Stored dataset items
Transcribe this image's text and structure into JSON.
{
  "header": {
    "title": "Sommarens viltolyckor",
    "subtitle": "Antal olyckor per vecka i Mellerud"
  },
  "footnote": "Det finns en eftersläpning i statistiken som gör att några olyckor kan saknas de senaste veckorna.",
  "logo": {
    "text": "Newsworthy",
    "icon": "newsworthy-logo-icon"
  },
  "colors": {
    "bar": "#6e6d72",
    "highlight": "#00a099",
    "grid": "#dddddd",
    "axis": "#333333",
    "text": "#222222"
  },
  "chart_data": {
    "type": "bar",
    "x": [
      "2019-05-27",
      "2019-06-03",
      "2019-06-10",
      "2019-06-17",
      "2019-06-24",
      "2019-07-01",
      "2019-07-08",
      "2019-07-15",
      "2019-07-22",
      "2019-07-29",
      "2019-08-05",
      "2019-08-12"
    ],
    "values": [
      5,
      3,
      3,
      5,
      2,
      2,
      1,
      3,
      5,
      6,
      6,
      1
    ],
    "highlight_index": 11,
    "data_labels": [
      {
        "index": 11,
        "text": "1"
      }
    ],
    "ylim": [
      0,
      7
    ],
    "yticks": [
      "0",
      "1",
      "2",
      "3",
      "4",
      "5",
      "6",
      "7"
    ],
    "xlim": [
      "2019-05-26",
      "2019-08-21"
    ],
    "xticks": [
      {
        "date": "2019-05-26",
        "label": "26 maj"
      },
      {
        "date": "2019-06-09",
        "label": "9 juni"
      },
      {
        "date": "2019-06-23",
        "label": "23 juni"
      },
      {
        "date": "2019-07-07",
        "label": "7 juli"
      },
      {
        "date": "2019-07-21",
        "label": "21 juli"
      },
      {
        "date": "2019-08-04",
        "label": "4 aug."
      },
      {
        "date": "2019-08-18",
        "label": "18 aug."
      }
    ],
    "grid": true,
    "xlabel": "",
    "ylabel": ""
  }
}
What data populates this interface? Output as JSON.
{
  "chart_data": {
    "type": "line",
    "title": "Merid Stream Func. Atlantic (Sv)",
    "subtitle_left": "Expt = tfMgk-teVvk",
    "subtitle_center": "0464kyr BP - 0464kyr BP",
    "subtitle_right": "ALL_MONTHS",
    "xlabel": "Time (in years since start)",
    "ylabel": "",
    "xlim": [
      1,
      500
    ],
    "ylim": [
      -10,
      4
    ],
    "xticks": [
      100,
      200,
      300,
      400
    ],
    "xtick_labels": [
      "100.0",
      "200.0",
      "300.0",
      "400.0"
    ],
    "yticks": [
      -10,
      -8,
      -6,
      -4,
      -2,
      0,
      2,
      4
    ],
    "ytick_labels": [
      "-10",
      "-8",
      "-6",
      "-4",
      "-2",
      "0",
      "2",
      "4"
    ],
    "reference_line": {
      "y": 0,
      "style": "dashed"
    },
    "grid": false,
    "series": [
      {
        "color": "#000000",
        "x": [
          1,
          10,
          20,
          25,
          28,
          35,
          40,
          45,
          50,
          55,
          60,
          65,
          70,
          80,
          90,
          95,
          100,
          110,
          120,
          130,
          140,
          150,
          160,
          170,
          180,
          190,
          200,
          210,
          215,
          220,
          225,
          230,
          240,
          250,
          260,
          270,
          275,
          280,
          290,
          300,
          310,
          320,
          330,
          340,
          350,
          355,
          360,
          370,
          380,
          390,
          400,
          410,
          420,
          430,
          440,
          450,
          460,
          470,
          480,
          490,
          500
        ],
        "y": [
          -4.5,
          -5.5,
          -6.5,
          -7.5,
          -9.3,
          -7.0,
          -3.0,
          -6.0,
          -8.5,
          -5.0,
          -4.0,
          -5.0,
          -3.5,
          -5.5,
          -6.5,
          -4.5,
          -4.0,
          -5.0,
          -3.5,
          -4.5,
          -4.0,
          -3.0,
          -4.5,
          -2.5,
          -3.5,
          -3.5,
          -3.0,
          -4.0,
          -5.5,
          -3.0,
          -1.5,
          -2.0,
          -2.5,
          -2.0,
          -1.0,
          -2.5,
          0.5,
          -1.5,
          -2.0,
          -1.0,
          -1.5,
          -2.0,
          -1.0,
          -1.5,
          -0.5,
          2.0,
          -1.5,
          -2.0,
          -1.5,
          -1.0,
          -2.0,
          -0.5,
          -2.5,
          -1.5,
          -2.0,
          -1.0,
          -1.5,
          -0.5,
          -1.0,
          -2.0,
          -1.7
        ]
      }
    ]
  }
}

Your goal:
Every line in the data that holds "text" should be copied out.

Full response:
Transcribe this image's text and structure into JSON.
    "text": "Newsworthy",
    "text": "#222222"
        "text": "1"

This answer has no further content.